Work to do: Reproduce each line of the listing exactly.

[Items listed in a dataset]
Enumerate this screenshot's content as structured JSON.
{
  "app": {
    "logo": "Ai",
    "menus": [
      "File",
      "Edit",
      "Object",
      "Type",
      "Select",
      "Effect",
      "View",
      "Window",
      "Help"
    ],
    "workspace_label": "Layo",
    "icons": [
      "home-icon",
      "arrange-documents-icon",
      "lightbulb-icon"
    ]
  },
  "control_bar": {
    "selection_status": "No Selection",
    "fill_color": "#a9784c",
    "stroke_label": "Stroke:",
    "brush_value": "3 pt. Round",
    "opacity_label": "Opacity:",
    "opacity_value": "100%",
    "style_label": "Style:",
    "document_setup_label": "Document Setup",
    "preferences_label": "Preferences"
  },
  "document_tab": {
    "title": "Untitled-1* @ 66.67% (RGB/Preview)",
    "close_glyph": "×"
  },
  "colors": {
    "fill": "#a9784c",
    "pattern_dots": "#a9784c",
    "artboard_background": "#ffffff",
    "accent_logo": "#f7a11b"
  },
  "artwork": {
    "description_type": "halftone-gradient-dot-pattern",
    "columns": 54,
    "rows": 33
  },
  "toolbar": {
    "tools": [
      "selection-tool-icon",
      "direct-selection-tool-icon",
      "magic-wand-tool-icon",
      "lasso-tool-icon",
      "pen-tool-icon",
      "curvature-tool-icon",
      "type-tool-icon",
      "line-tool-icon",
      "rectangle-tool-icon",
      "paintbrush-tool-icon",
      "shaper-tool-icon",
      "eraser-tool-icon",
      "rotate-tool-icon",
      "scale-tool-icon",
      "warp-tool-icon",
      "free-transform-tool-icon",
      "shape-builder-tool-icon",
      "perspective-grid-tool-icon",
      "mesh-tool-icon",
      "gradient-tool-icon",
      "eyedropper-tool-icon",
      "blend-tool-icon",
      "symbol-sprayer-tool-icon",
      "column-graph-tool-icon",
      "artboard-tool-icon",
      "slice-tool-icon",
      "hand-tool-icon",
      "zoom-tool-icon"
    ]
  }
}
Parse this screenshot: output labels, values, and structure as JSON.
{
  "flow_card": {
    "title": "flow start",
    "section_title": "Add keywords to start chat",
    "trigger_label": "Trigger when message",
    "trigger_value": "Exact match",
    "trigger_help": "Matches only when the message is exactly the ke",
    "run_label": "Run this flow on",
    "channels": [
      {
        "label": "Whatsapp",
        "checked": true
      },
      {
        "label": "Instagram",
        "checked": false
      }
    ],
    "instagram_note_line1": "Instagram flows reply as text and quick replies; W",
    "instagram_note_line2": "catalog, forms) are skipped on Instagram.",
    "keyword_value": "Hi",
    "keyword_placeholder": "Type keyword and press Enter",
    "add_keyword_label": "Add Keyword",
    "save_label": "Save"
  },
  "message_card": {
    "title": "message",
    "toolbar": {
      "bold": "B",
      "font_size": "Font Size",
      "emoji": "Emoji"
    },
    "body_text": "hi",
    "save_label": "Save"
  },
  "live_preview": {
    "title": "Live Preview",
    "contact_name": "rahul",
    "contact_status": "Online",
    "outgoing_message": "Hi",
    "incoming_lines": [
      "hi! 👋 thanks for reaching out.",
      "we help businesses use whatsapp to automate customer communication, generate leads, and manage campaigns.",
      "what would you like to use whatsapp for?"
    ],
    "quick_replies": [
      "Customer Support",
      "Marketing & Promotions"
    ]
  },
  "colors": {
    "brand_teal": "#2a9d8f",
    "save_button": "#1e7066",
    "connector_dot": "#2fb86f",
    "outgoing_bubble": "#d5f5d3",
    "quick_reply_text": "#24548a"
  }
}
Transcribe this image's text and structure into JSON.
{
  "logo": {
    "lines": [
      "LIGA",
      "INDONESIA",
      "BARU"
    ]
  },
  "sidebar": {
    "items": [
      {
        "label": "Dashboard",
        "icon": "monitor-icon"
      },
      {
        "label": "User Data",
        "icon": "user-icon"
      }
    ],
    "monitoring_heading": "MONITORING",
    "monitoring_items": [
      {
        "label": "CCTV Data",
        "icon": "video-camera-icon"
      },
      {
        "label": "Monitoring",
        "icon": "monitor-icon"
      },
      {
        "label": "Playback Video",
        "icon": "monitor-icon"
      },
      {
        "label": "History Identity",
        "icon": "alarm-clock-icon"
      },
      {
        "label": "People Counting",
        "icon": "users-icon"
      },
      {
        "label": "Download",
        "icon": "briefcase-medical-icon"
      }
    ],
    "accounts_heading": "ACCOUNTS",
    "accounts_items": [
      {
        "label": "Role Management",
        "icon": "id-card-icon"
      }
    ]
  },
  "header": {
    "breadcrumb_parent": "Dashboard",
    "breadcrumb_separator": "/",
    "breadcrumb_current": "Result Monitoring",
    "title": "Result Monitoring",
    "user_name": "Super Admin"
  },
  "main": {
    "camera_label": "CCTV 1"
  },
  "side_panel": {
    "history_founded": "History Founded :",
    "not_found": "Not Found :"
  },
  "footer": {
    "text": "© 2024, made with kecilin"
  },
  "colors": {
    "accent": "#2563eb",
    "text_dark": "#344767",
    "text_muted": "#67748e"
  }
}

Output below:
Enumerate this screenshot's content as structured JSON.
{
  "app": {
    "logo": "Ai",
    "menus": [
      "File",
      "Edit",
      "Object",
      "Type",
      "Select",
      "Effect",
      "View",
      "Window",
      "Help"
    ],
    "workspace_label": "Layo",
    "icons": [
      "home-icon",
      "arrange-documents-icon",
      "lightbulb-icon"
    ]
  },
  "control_bar": {
    "selection_status": "No Selection",
    "fill_color": "#a9784c",
    "stroke_label": "Stroke:",
    "brush_value": "3 pt. Round",
    "opacity_label": "Opacity:",
    "opacity_value": "100%",
    "style_label": "Style:",
    "document_setup_label": "Document Setup",
    "preferences_label": "Preferences"
  },
  "document_tab": {
    "title": "Untitled-1* @ 66.67% (RGB/Preview)",
    "close_glyph": "×"
  },
  "colors": {
    "fill": "#a9784c",
    "pattern_dots": "#a9784c",
    "artboard_background": "#ffffff",
    "accent_logo": "#f7a11b"
  },
  "artwork": {
    "description_type": "halftone-gradient-dot-pattern",
    "columns": 54,
    "rows": 33
  },
  "toolbar": {
    "tools": [
      "selection-tool-icon",
      "direct-selection-tool-icon",
      "magic-wand-tool-icon",
      "lasso-tool-icon",
      "pen-tool-icon",
      "curvature-tool-icon",
      "type-tool-icon",
      "line-tool-icon",
      "rectangle-tool-icon",
      "paintbrush-tool-icon",
      "shaper-tool-icon",
      "eraser-tool-icon",
      "rotate-tool-icon",
      "scale-tool-icon",
      "warp-tool-icon",
      "free-transform-tool-icon",
      "shape-builder-tool-icon",
      "perspective-grid-tool-icon",
      "mesh-tool-icon",
      "gradient-tool-icon",
      "eyedropper-tool-icon",
      "blend-tool-icon",
      "symbol-sprayer-tool-icon",
      "column-graph-tool-icon",
      "artboard-tool-icon",
      "slice-tool-icon",
      "hand-tool-icon",
      "zoom-tool-icon"
    ]
  }
}
Parse this screenshot: output labels, values, and structure as JSON.
{
  "flow_card": {
    "title": "flow start",
    "section_title": "Add keywords to start chat",
    "trigger_label": "Trigger when message",
    "trigger_value": "Exact match",
    "trigger_help": "Matches only when the message is exactly the ke",
    "run_label": "Run this flow on",
    "channels": [
      {
        "label": "Whatsapp",
        "checked": true
      },
      {
        "label": "Instagram",
        "checked": false
      }
    ],
    "instagram_note_line1": "Instagram flows reply as text and quick replies; W",
    "instagram_note_line2": "catalog, forms) are skipped on Instagram.",
    "keyword_value": "Hi",
    "keyword_placeholder": "Type keyword and press Enter",
    "add_keyword_label": "Add Keyword",
    "save_label": "Save"
  },
  "message_card": {
    "title": "message",
    "toolbar": {
      "bold": "B",
      "font_size": "Font Size",
      "emoji": "Emoji"
    },
    "body_text": "hi",
    "save_label": "Save"
  },
  "live_preview": {
    "title": "Live Preview",
    "contact_name": "rahul",
    "contact_status": "Online",
    "outgoing_message": "Hi",
    "incoming_lines": [
      "hi! 👋 thanks for reaching out.",
      "we help businesses use whatsapp to automate customer communication, generate leads, and manage campaigns.",
      "what would you like to use whatsapp for?"
    ],
    "quick_replies": [
      "Customer Support",
      "Marketing & Promotions"
    ]
  },
  "colors": {
    "brand_teal": "#2a9d8f",
    "save_button": "#1e7066",
    "connector_dot": "#2fb86f",
    "outgoing_bubble": "#d5f5d3",
    "quick_reply_text": "#24548a"
  }
}
Transcribe this image's text and structure into JSON.
{
  "logo": {
    "lines": [
      "LIGA",
      "INDONESIA",
      "BARU"
    ]
  },
  "sidebar": {
    "items": [
      {
        "label": "Dashboard",
        "icon": "monitor-icon"
      },
      {
        "label": "User Data",
        "icon": "user-icon"
      }
    ],
    "monitoring_heading": "MONITORING",
    "monitoring_items": [
      {
        "label": "CCTV Data",
        "icon": "video-camera-icon"
      },
      {
        "label": "Monitoring",
        "icon": "monitor-icon"
      },
      {
        "label": "Playback Video",
        "icon": "monitor-icon"
      },
      {
        "label": "History Identity",
        "icon": "alarm-clock-icon"
      },
      {
        "label": "People Counting",
        "icon": "users-icon"
      },
      {
        "label": "Download",
        "icon": "briefcase-medical-icon"
      }
    ],
    "accounts_heading": "ACCOUNTS",
    "accounts_items": [
      {
        "label": "Role Management",
        "icon": "id-card-icon"
      }
    ]
  },
  "header": {
    "breadcrumb_parent": "Dashboard",
    "breadcrumb_separator": "/",
    "breadcrumb_current": "Result Monitoring",
    "title": "Result Monitoring",
    "user_name": "Super Admin"
  },
  "main": {
    "camera_label": "CCTV 1"
  },
  "side_panel": {
    "history_founded": "History Founded :",
    "not_found": "Not Found :"
  },
  "footer": {
    "text": "© 2024, made with kecilin"
  },
  "colors": {
    "accent": "#2563eb",
    "text_dark": "#344767",
    "text_muted": "#67748e"
  }
}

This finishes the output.